Written instruction 1: Return the passage from the text on sound categories, from "[Atmosphere]" up to and including "stations. Gunshots, etc.", word for word.

Text section:
I think what you're referring to is something like this:

[Bass]
Sounds tailored to the low end of a song. Often short and punchy, but certain bass sounds are sustainable.

[Lead]
Sounds tailored to carry the main melody of a passage in a song. More often than not used in the mid to upper octaves because it pierces the mix well, and it establishes dominance over the other instruments.

[Pad]
Pads are sounds that can be held for a long period of time, often for as long as you hold down the keys. Think of pads as what strings do in an orchestra.  They are generally subtle in nature, used "in the background" to carry the chord progression along without taking too much place as to override the lead. They can have a slow or a fast attack, a monotone or evolving nature...it really depends on what the song needs. Pads are generally used to play chords.

[Keys]
Generally refers to sounds that mimic the amplitude envelope of a piano. Basically any sound that hits at high volume, then fades away.

[Atmosphere]
These types of sounds are often atonal, meaning they carry little to no harmonic or melodic value. Think of white noise simulating ocean waves for example.

[Percussions]
Anything that's short, that hits hard and fade away very quickly. They are mostly atonal sounds, but that is by no means a rule. There are in fact a lot of real world percussive instruments that are very much tonal. But yeah basically: drum-ish sounds.

[SFX]
Short for "sound effects" (of course). These are the weird sounds. Alien spaceship fly-by. Radio tuning between stations. Gunshots, etc.

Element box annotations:

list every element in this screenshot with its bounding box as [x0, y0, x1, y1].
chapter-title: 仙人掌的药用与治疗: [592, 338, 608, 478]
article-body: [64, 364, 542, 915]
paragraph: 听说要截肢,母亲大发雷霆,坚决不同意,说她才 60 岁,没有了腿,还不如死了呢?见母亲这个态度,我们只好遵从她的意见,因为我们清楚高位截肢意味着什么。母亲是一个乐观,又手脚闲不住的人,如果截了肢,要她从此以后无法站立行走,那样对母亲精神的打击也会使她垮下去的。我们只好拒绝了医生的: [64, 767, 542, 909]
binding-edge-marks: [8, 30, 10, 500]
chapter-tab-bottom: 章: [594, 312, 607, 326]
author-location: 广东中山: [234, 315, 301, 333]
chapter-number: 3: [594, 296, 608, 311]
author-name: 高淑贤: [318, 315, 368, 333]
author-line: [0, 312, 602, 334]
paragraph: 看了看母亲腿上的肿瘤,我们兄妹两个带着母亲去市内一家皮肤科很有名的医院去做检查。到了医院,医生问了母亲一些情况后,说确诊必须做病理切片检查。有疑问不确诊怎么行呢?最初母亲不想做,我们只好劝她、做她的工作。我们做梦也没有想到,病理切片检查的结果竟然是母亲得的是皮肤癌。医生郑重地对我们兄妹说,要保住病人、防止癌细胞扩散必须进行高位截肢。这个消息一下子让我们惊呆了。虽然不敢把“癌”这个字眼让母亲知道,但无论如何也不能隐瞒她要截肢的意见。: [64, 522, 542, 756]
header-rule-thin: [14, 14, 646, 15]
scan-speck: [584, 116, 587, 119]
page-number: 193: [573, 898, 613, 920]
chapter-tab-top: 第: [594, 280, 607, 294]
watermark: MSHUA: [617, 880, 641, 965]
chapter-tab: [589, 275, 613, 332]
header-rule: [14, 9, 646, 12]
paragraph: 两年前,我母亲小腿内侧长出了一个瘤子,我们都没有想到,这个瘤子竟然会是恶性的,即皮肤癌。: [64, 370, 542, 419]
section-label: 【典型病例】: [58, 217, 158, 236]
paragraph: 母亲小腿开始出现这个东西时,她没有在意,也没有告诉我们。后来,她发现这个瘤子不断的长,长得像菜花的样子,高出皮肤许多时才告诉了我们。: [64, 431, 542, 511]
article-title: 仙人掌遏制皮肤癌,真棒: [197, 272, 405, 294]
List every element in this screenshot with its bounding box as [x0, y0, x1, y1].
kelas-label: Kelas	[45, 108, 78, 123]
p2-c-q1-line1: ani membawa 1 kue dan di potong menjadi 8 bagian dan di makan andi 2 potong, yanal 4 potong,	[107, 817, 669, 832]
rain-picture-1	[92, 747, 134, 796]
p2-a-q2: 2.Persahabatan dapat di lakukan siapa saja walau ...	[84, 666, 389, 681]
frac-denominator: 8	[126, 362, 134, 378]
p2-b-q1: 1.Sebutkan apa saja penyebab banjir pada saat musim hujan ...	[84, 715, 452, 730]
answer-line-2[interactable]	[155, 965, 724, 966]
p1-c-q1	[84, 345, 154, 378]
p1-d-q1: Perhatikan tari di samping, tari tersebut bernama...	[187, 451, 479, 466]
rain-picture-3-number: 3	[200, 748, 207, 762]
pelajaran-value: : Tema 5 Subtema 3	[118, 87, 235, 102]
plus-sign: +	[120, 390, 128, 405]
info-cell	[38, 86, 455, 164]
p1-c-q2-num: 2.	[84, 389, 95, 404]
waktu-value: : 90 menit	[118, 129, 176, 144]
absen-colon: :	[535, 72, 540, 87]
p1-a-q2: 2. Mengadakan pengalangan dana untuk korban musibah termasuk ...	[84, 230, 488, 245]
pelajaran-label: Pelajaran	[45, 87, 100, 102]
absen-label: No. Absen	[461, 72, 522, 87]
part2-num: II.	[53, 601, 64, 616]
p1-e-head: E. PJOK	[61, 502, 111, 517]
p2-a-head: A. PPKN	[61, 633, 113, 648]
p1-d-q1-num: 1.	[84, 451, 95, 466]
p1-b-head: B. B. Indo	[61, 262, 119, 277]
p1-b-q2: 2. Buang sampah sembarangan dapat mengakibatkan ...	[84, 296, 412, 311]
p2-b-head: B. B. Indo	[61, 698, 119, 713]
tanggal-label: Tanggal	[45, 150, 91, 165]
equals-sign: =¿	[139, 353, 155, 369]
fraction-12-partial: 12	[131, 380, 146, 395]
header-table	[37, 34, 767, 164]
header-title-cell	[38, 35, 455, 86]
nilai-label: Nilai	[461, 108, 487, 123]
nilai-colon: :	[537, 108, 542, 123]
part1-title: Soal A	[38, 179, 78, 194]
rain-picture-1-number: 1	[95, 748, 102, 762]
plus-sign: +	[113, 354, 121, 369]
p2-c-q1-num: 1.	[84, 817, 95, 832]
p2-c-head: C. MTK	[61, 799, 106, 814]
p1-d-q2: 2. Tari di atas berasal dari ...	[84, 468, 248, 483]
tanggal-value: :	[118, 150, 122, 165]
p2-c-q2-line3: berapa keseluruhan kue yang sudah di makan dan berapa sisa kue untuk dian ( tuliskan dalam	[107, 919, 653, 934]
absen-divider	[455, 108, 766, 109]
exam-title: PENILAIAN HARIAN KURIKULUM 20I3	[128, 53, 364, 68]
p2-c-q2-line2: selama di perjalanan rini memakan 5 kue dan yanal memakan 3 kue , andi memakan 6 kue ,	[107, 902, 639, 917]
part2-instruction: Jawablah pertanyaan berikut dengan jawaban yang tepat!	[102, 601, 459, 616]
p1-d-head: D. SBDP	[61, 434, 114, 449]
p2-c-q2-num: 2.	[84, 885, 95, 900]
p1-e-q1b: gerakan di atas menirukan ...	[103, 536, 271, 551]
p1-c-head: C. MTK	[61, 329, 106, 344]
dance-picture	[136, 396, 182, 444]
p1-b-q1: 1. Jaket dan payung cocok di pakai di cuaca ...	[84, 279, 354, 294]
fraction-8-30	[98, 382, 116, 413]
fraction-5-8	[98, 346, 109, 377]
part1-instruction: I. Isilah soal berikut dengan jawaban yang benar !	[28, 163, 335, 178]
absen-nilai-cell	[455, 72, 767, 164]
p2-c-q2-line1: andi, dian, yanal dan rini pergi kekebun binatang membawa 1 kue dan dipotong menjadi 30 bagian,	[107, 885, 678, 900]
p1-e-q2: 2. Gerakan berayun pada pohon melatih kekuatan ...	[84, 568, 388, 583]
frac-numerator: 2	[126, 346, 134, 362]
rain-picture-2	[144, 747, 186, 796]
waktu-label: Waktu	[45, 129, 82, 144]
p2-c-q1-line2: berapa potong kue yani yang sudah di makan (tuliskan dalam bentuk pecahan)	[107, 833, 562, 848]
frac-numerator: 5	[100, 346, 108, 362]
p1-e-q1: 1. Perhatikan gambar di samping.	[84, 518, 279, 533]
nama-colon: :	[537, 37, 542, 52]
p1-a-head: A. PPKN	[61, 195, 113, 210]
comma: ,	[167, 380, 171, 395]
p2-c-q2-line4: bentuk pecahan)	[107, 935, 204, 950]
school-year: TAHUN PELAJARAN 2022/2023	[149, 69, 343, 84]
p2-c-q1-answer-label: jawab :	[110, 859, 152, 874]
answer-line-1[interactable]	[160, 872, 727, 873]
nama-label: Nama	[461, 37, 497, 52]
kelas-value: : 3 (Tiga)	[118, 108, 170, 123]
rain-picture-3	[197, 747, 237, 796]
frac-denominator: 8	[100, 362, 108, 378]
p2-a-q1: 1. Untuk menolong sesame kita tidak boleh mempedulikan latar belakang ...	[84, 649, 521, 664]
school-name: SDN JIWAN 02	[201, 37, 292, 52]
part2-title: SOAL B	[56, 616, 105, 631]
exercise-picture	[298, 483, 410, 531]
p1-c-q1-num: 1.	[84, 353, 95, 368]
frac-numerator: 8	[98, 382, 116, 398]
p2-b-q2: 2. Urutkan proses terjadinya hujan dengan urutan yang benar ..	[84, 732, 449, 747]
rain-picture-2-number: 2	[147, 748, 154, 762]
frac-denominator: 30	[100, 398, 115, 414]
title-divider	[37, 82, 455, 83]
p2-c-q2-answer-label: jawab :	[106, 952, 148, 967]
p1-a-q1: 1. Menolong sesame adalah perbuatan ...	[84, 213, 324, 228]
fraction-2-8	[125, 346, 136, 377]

Written instruction 2: Retype the rows from their first line up to and including the line with "author-line: [0, 312, 602, 334]", character for character.

Full answer 1:
[Atmosphere]
These types of sounds are often atonal, meaning they carry little to no harmonic or melodic value. Think of white noise simulating ocean waves for example.

[Percussions]
Anything that's short, that hits hard and fade away very quickly. They are mostly atonal sounds, but that is by no means a rule. There are in fact a lot of real world percussive instruments that are very much tonal. But yeah basically: drum-ish sounds.

[SFX]
Short for "sound effects" (of course). These are the weird sounds. Alien spaceship fly-by. Radio tuning between stations. Gunshots, etc.

Full answer 2:
list every element in this screenshot with its bounding box as [x0, y0, x1, y1].
chapter-title: 仙人掌的药用与治疗: [592, 338, 608, 478]
article-body: [64, 364, 542, 915]
paragraph: 听说要截肢,母亲大发雷霆,坚决不同意,说她才 60 岁,没有了腿,还不如死了呢?见母亲这个态度,我们只好遵从她的意见,因为我们清楚高位截肢意味着什么。母亲是一个乐观,又手脚闲不住的人,如果截了肢,要她从此以后无法站立行走,那样对母亲精神的打击也会使她垮下去的。我们只好拒绝了医生的: [64, 767, 542, 909]
binding-edge-marks: [8, 30, 10, 500]
chapter-tab-bottom: 章: [594, 312, 607, 326]
author-location: 广东中山: [234, 315, 301, 333]
chapter-number: 3: [594, 296, 608, 311]
author-name: 高淑贤: [318, 315, 368, 333]
author-line: [0, 312, 602, 334]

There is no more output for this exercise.